_WHAT THE EXERCISE ASKS_
Every line in the data below that holds "legend" should be found and copied.

_INPUT MATERIAL_

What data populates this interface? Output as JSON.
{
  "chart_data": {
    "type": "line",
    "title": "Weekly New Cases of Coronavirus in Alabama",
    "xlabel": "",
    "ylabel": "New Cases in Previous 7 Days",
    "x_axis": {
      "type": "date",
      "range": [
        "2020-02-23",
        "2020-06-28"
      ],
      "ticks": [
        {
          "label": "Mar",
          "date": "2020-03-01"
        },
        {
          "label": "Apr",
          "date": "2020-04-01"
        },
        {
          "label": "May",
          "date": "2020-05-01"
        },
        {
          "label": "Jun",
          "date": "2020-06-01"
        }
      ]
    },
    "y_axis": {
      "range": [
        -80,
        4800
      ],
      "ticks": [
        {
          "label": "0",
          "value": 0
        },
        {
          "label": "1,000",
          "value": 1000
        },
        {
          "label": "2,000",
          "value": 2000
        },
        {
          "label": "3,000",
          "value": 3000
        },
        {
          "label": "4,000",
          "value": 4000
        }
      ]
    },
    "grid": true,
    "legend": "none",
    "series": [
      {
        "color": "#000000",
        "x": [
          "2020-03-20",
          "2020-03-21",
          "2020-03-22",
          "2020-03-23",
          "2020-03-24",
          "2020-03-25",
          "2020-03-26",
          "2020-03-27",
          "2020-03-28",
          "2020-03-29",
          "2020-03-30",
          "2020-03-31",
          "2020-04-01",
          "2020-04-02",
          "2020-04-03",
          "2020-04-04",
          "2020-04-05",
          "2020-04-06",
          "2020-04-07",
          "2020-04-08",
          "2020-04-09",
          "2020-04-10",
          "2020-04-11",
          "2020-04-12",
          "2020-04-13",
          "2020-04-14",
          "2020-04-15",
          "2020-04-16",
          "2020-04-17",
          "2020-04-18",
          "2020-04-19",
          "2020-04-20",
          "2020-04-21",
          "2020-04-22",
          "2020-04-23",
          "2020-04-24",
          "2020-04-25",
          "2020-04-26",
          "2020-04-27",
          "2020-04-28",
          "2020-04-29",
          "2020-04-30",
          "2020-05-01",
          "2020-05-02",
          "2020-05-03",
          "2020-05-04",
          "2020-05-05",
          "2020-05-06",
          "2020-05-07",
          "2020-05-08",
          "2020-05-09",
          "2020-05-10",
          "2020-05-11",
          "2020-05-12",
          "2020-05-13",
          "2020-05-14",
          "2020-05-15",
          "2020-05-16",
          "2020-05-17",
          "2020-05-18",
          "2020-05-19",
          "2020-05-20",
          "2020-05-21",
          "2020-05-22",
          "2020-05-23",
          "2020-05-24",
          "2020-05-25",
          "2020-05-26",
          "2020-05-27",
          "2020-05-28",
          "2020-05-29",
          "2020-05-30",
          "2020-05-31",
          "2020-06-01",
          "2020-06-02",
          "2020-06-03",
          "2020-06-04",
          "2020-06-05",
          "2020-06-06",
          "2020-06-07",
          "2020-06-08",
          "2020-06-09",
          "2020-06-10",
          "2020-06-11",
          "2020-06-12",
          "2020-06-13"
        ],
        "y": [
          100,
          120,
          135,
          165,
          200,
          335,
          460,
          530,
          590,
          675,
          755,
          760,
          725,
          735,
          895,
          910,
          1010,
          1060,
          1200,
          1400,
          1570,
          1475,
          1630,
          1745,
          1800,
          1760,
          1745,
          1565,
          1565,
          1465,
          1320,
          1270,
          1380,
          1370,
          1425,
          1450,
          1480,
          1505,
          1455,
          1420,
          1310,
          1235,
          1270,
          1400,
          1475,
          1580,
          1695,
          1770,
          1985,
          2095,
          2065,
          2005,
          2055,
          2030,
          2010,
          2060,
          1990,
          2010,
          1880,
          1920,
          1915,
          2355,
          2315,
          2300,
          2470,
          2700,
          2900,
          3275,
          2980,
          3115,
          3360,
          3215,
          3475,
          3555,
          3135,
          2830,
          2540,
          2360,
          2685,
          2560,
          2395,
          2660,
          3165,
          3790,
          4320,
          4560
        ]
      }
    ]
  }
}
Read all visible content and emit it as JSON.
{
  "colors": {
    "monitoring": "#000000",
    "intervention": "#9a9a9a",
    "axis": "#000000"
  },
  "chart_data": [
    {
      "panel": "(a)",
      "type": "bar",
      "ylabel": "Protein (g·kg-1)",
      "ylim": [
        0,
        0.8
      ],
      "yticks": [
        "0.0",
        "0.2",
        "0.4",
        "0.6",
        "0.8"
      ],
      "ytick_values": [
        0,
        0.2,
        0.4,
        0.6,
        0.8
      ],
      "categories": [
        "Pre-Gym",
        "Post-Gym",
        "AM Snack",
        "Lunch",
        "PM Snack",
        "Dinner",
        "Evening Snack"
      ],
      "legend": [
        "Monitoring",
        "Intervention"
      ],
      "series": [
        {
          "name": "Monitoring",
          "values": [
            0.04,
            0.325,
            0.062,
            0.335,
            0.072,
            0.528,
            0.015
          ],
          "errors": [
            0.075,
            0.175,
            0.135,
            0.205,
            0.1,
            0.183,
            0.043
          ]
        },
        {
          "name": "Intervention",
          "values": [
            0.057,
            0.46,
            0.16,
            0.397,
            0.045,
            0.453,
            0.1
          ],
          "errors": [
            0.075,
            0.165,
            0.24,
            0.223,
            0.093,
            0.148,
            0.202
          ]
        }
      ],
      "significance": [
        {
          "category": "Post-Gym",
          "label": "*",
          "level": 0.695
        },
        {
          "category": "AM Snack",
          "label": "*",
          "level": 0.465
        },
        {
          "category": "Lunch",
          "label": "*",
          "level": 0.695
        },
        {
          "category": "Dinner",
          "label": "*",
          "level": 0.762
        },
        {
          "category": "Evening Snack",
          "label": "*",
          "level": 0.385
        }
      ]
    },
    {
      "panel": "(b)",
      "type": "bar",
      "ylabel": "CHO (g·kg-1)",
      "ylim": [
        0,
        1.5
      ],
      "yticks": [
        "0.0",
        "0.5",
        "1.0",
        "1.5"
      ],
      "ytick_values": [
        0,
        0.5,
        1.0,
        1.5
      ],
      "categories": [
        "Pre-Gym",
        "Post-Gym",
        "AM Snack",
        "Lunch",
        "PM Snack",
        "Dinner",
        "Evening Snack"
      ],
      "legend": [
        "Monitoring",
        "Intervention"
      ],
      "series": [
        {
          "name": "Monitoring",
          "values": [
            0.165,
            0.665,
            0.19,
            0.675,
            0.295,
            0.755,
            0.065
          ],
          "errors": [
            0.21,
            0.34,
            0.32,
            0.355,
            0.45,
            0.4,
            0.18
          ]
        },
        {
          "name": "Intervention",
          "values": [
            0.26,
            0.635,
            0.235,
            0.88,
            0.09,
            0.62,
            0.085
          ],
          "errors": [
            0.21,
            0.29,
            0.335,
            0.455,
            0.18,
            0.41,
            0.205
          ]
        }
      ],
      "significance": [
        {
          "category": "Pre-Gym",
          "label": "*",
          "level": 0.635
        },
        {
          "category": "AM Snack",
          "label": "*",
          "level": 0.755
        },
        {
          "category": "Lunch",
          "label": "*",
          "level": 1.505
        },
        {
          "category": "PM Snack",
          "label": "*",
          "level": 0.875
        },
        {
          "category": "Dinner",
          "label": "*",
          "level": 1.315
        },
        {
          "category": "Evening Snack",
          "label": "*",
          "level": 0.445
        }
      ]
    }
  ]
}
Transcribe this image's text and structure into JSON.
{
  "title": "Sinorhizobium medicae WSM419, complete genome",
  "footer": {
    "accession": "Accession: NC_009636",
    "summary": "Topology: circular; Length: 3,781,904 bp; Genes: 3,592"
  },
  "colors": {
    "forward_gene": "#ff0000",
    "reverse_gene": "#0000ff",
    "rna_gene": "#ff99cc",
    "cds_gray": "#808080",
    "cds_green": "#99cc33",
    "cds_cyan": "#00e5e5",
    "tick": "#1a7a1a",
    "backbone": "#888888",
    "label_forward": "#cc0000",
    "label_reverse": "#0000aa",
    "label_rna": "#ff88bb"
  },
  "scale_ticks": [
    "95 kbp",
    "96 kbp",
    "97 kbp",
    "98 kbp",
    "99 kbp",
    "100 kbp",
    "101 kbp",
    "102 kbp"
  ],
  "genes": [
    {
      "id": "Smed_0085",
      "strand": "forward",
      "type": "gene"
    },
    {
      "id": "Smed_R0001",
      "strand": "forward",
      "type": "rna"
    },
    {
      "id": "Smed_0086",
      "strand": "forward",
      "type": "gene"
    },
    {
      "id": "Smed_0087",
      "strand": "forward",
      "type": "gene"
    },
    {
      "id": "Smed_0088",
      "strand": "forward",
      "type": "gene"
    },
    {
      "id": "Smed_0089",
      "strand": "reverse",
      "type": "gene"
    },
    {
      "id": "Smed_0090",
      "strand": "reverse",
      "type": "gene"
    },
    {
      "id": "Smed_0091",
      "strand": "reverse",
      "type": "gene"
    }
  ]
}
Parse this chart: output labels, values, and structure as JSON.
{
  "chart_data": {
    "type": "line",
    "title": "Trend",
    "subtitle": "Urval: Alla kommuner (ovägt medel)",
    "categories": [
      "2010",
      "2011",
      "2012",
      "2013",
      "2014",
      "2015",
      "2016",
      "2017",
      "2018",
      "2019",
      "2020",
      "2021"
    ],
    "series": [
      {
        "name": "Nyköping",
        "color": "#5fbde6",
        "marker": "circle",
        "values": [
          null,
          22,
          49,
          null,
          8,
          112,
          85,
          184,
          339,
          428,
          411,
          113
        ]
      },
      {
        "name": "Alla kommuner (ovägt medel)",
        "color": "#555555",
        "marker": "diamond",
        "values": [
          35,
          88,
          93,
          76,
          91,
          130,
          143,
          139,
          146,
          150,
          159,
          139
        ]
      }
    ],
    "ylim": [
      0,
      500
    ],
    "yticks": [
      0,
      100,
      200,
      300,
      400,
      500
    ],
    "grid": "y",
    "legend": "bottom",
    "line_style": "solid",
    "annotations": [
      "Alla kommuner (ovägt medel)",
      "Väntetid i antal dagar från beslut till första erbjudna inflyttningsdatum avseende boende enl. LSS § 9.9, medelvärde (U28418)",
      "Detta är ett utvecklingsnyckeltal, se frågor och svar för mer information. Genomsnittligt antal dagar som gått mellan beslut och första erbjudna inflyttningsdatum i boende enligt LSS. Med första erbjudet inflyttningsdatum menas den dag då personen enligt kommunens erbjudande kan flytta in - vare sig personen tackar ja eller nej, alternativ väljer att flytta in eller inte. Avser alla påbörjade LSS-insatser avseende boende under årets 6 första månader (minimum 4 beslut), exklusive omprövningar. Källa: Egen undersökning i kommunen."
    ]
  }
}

_RESPONSE TO THE EXERCISE_
    "legend": "none",
      "legend": [
      "legend": [
    "legend": "bottom",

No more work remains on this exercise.